** START **
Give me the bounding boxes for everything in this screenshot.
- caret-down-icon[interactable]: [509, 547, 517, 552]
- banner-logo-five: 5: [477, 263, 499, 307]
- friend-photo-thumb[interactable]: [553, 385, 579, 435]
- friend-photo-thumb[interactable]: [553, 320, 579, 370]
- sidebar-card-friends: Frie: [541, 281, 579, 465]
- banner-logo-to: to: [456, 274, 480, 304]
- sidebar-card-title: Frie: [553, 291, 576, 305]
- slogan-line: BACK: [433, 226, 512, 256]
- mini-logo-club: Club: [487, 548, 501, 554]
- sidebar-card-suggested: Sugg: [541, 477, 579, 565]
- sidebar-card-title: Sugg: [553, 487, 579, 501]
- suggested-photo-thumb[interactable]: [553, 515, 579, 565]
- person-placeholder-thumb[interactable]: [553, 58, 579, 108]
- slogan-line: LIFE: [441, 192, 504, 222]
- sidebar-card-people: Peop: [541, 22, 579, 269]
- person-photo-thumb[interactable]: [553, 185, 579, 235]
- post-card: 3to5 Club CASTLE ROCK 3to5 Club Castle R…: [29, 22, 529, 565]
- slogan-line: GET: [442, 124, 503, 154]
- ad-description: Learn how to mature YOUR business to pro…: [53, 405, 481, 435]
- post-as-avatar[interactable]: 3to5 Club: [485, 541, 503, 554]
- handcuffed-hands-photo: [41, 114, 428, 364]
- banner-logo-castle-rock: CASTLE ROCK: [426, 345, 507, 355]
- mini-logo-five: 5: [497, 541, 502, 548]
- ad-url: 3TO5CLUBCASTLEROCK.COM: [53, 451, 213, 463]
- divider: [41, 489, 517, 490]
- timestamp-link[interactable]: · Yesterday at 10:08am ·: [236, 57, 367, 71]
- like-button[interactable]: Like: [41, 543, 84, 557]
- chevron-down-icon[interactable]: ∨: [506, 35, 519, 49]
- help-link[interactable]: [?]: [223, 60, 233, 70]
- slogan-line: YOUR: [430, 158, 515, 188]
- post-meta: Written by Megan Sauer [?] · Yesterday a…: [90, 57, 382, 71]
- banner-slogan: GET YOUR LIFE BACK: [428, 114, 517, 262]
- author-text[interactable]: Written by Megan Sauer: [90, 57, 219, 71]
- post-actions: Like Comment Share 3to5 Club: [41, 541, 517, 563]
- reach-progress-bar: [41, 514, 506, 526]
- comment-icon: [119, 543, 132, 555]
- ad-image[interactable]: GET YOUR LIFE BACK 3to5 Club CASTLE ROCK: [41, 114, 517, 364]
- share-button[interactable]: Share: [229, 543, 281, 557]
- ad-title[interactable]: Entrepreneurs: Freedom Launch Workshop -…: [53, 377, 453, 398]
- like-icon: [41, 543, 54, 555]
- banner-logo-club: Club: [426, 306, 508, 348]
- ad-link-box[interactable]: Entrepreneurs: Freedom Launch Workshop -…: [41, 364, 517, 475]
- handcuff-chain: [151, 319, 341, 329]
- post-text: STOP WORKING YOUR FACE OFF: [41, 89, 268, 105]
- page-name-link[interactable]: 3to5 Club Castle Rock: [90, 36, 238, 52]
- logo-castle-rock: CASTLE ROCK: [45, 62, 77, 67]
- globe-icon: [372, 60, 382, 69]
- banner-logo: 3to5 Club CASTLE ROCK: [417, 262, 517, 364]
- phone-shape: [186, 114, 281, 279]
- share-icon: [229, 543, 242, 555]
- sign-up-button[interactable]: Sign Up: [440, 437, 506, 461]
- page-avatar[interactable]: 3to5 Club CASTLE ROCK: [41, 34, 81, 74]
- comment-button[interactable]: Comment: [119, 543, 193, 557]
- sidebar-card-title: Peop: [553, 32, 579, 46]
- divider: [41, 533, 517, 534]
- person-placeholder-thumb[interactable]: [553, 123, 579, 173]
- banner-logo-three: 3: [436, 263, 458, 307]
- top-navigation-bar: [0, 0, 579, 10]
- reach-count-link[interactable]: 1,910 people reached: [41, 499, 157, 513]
** END **
[Stated exercise] Print all of the data above again, line for line, with no changes.

[Answer to this exercise]
Give me the bounding boxes for everything in this screenshot.
- caret-down-icon[interactable]: [509, 547, 517, 552]
- banner-logo-five: 5: [477, 263, 499, 307]
- friend-photo-thumb[interactable]: [553, 385, 579, 435]
- friend-photo-thumb[interactable]: [553, 320, 579, 370]
- sidebar-card-friends: Frie: [541, 281, 579, 465]
- banner-logo-to: to: [456, 274, 480, 304]
- sidebar-card-title: Frie: [553, 291, 576, 305]
- slogan-line: BACK: [433, 226, 512, 256]
- mini-logo-club: Club: [487, 548, 501, 554]
- sidebar-card-suggested: Sugg: [541, 477, 579, 565]
- sidebar-card-title: Sugg: [553, 487, 579, 501]
- suggested-photo-thumb[interactable]: [553, 515, 579, 565]
- person-placeholder-thumb[interactable]: [553, 58, 579, 108]
- slogan-line: LIFE: [441, 192, 504, 222]
- sidebar-card-people: Peop: [541, 22, 579, 269]
- person-photo-thumb[interactable]: [553, 185, 579, 235]
- post-card: 3to5 Club CASTLE ROCK 3to5 Club Castle R…: [29, 22, 529, 565]
- slogan-line: GET: [442, 124, 503, 154]
- ad-description: Learn how to mature YOUR business to pro…: [53, 405, 481, 435]
- post-as-avatar[interactable]: 3to5 Club: [485, 541, 503, 554]
- handcuffed-hands-photo: [41, 114, 428, 364]
- banner-logo-castle-rock: CASTLE ROCK: [426, 345, 507, 355]
- mini-logo-five: 5: [497, 541, 502, 548]
- ad-url: 3TO5CLUBCASTLEROCK.COM: [53, 451, 213, 463]
- divider: [41, 489, 517, 490]
- timestamp-link[interactable]: · Yesterday at 10:08am ·: [236, 57, 367, 71]
- like-button[interactable]: Like: [41, 543, 84, 557]
- chevron-down-icon[interactable]: ∨: [506, 35, 519, 49]
- help-link[interactable]: [?]: [223, 60, 233, 70]
- slogan-line: YOUR: [430, 158, 515, 188]
- post-meta: Written by Megan Sauer [?] · Yesterday a…: [90, 57, 382, 71]
- banner-slogan: GET YOUR LIFE BACK: [428, 114, 517, 262]
- author-text[interactable]: Written by Megan Sauer: [90, 57, 219, 71]
- post-actions: Like Comment Share 3to5 Club: [41, 541, 517, 563]
- reach-progress-bar: [41, 514, 506, 526]
- comment-icon: [119, 543, 132, 555]
- ad-image[interactable]: GET YOUR LIFE BACK 3to5 Club CASTLE ROCK: [41, 114, 517, 364]
- share-button[interactable]: Share: [229, 543, 281, 557]
- ad-title[interactable]: Entrepreneurs: Freedom Launch Workshop -…: [53, 377, 453, 398]
- like-icon: [41, 543, 54, 555]
- banner-logo-club: Club: [426, 306, 508, 348]
- ad-link-box[interactable]: Entrepreneurs: Freedom Launch Workshop -…: [41, 364, 517, 475]
- handcuff-chain: [151, 319, 341, 329]
- post-text: STOP WORKING YOUR FACE OFF: [41, 89, 268, 105]
- page-name-link[interactable]: 3to5 Club Castle Rock: [90, 36, 238, 52]
- logo-castle-rock: CASTLE ROCK: [45, 62, 77, 67]
- globe-icon: [372, 60, 382, 69]
- banner-logo: 3to5 Club CASTLE ROCK: [417, 262, 517, 364]
- phone-shape: [186, 114, 281, 279]
- share-icon: [229, 543, 242, 555]
- sign-up-button[interactable]: Sign Up: [440, 437, 506, 461]
- page-avatar[interactable]: 3to5 Club CASTLE ROCK: [41, 34, 81, 74]
- comment-button[interactable]: Comment: [119, 543, 193, 557]
- sidebar-card-title: Peop: [553, 32, 579, 46]
- divider: [41, 533, 517, 534]
- person-placeholder-thumb[interactable]: [553, 123, 579, 173]
- banner-logo-three: 3: [436, 263, 458, 307]
- top-navigation-bar: [0, 0, 579, 10]
- reach-count-link[interactable]: 1,910 people reached: [41, 499, 157, 513]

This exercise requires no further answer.